### Work to be completed
Output every line exactly as written. Leave out pictures.

### Supplied data
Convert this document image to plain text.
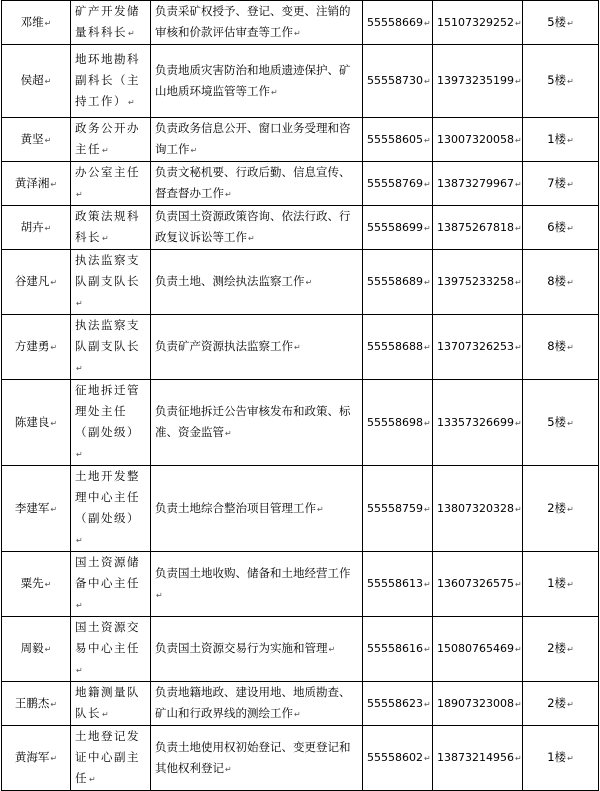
邓维↵	矿产开发储量科科长↵	负责采矿权授予、登记、变更、注销的审核和价款评估审查等工作↵	55558669↵	15107329252↵	5楼↵
侯超↵	地环地勘科副科长（主持工作）↵	负责地质灾害防治和地质遗迹保护、矿山地质环境监管等工作↵	55558730↵	13973235199↵	5楼↵
黄坚↵	政务公开办主任↵	负责政务信息公开、窗口业务受理和咨询工作↵	55558605↵	13007320058↵	1楼↵
黄泽湘↵	办公室主任↵	负责文秘机要、行政后勤、信息宣传、督查督办工作↵	55558769↵	13873279967↵	7楼↵
胡卉↵	政策法规科科长↵	负责国土资源政策咨询、依法行政、行政复议诉讼等工作↵	55558699↵	13875267818↵	6楼↵
谷建凡↵	执法监察支队副支队长↵	负责土地、测绘执法监察工作↵	55558689↵	13975233258↵	8楼↵
方建勇↵	执法监察支队副支队长↵	负责矿产资源执法监察工作↵	55558688↵	13707326253↵	8楼↵
陈建良↵	征地拆迁管理处主任（副处级）↵	负责征地拆迁公告审核发布和政策、标准、资金监管↵	55558698↵	13357326699↵	5楼↵
李建军↵	土地开发整理中心主任（副处级）↵	负责土地综合整治项目管理工作↵	55558759↵	13807320328↵	2楼↵
粟先↵	国土资源储备中心主任↵	负责国土地收购、储备和土地经营工作↵	55558613↵	13607326575↵	1楼↵
周毅↵	国土资源交易中心主任↵	负责国土资源交易行为实施和管理↵	55558616↵	15080765469↵	2楼↵
王鹏杰↵	地籍测量队队长↵	负责地籍地政、建设用地、地质勘查、矿山和行政界线的测绘工作↵	55558623↵	18907323008↵	2楼↵
黄海军↵	土地登记发证中心副主任↵	负责土地使用权初始登记、变更登记和其他权利登记↵	55558602↵	13873214956↵	1楼↵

### Answer to this problem
Convert this document image to plain text.
邓维↵	矿产开发储量科科长↵	负责采矿权授予、登记、变更、注销的审核和价款评估审查等工作↵	55558669↵	15107329252↵	5楼↵
侯超↵	地环地勘科副科长（主持工作）↵	负责地质灾害防治和地质遗迹保护、矿山地质环境监管等工作↵	55558730↵	13973235199↵	5楼↵
黄坚↵	政务公开办主任↵	负责政务信息公开、窗口业务受理和咨询工作↵	55558605↵	13007320058↵	1楼↵
黄泽湘↵	办公室主任↵	负责文秘机要、行政后勤、信息宣传、督查督办工作↵	55558769↵	13873279967↵	7楼↵
胡卉↵	政策法规科科长↵	负责国土资源政策咨询、依法行政、行政复议诉讼等工作↵	55558699↵	13875267818↵	6楼↵
谷建凡↵	执法监察支队副支队长↵	负责土地、测绘执法监察工作↵	55558689↵	13975233258↵	8楼↵
方建勇↵	执法监察支队副支队长↵	负责矿产资源执法监察工作↵	55558688↵	13707326253↵	8楼↵
陈建良↵	征地拆迁管理处主任（副处级）↵	负责征地拆迁公告审核发布和政策、标准、资金监管↵	55558698↵	13357326699↵	5楼↵
李建军↵	土地开发整理中心主任（副处级）↵	负责土地综合整治项目管理工作↵	55558759↵	13807320328↵	2楼↵
粟先↵	国土资源储备中心主任↵	负责国土地收购、储备和土地经营工作↵	55558613↵	13607326575↵	1楼↵
周毅↵	国土资源交易中心主任↵	负责国土资源交易行为实施和管理↵	55558616↵	15080765469↵	2楼↵
王鹏杰↵	地籍测量队队长↵	负责地籍地政、建设用地、地质勘查、矿山和行政界线的测绘工作↵	55558623↵	18907323008↵	2楼↵
黄海军↵	土地登记发证中心副主任↵	负责土地使用权初始登记、变更登记和其他权利登记↵	55558602↵	13873214956↵	1楼↵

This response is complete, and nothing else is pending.